Task instructions: Please type out every entry below word for word, leaving out the pictures.

======

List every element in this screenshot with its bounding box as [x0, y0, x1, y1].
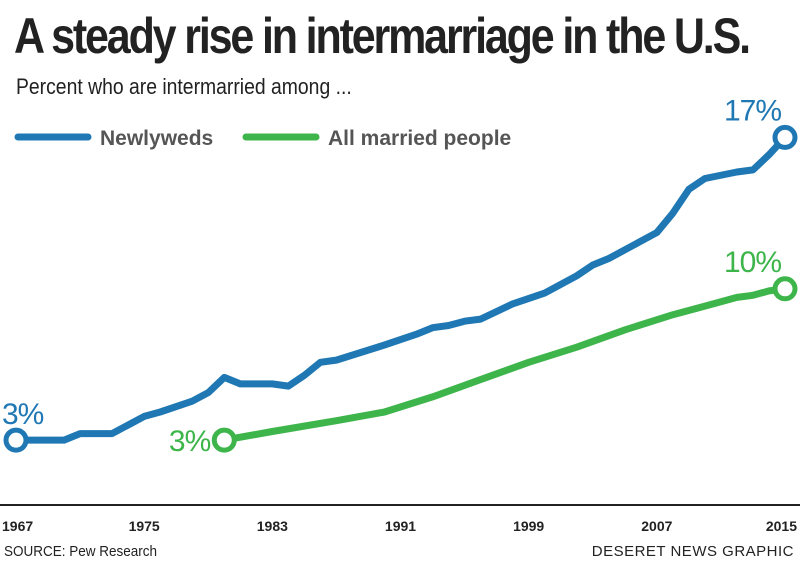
- series-marker-all-married-end: [772, 276, 798, 302]
- legend-label-all-married: All married people: [328, 127, 511, 150]
- x-tick-label: 1999: [513, 518, 544, 534]
- chart-subtitle: Percent who are intermarried among ...: [16, 74, 352, 99]
- graphic-credit: DESERET NEWS GRAPHIC: [591, 543, 794, 560]
- x-tick-label: 1991: [385, 518, 416, 534]
- series-line-all-married: [220, 285, 789, 444]
- x-axis-ticks: 1967 1975 1983 1991 1999 2007 2015: [2, 518, 797, 534]
- legend: Newlyweds All married people: [14, 127, 511, 150]
- x-tick-label: 2015: [766, 518, 797, 534]
- chart-title: A steady rise in intermarriage in the U.…: [14, 8, 751, 64]
- series-marker-newlyweds-end: [772, 124, 798, 150]
- x-tick-label: 1975: [129, 518, 160, 534]
- x-tick-label: 2007: [641, 518, 672, 534]
- series-label-newlyweds-end: 17%: [724, 94, 781, 127]
- source-note: SOURCE: Pew Research: [4, 543, 158, 560]
- series-label-all-married-end: 10%: [724, 246, 781, 279]
- series-label-newlyweds-start: 3%: [2, 398, 44, 431]
- series-lines: [12, 133, 789, 444]
- series-line-newlyweds: [12, 133, 789, 444]
- series-end-labels: 3% 17% 3% 10%: [2, 94, 782, 458]
- series-marker-all-married-start: [211, 427, 237, 453]
- series-markers: [3, 124, 798, 453]
- x-tick-label: 1967: [2, 518, 33, 534]
- x-tick-label: 1983: [257, 518, 288, 534]
- series-marker-newlyweds-start: [3, 427, 29, 453]
- legend-label-newlyweds: Newlyweds: [100, 127, 213, 150]
- series-label-all-married-start: 3%: [169, 425, 211, 458]
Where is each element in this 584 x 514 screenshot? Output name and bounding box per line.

======

Result of this exercise:
List every element in this screenshot with its bounding box as [x0, y0, x1, y1].
- series-marker-all-married-end: [772, 276, 798, 302]
- legend-label-all-married: All married people: [328, 127, 511, 150]
- x-tick-label: 1999: [513, 518, 544, 534]
- chart-subtitle: Percent who are intermarried among ...: [16, 74, 352, 99]
- graphic-credit: DESERET NEWS GRAPHIC: [591, 543, 794, 560]
- x-tick-label: 1991: [385, 518, 416, 534]
- series-line-all-married: [220, 285, 789, 444]
- x-axis-ticks: 1967 1975 1983 1991 1999 2007 2015: [2, 518, 797, 534]
- legend: Newlyweds All married people: [14, 127, 511, 150]
- x-tick-label: 2015: [766, 518, 797, 534]
- chart-title: A steady rise in intermarriage in the U.…: [14, 8, 751, 64]
- series-marker-newlyweds-end: [772, 124, 798, 150]
- x-tick-label: 1975: [129, 518, 160, 534]
- x-tick-label: 2007: [641, 518, 672, 534]
- series-label-newlyweds-end: 17%: [724, 94, 781, 127]
- source-note: SOURCE: Pew Research: [4, 543, 158, 560]
- series-label-all-married-end: 10%: [724, 246, 781, 279]
- series-label-newlyweds-start: 3%: [2, 398, 44, 431]
- series-lines: [12, 133, 789, 444]
- series-line-newlyweds: [12, 133, 789, 444]
- series-end-labels: 3% 17% 3% 10%: [2, 94, 782, 458]
- series-marker-all-married-start: [211, 427, 237, 453]
- series-markers: [3, 124, 798, 453]
- x-tick-label: 1967: [2, 518, 33, 534]
- x-tick-label: 1983: [257, 518, 288, 534]
- series-marker-newlyweds-start: [3, 427, 29, 453]
- legend-label-newlyweds: Newlyweds: [100, 127, 213, 150]
- series-label-all-married-start: 3%: [169, 425, 211, 458]
Where is each element in this 584 x 514 screenshot? Output name and bounding box per line.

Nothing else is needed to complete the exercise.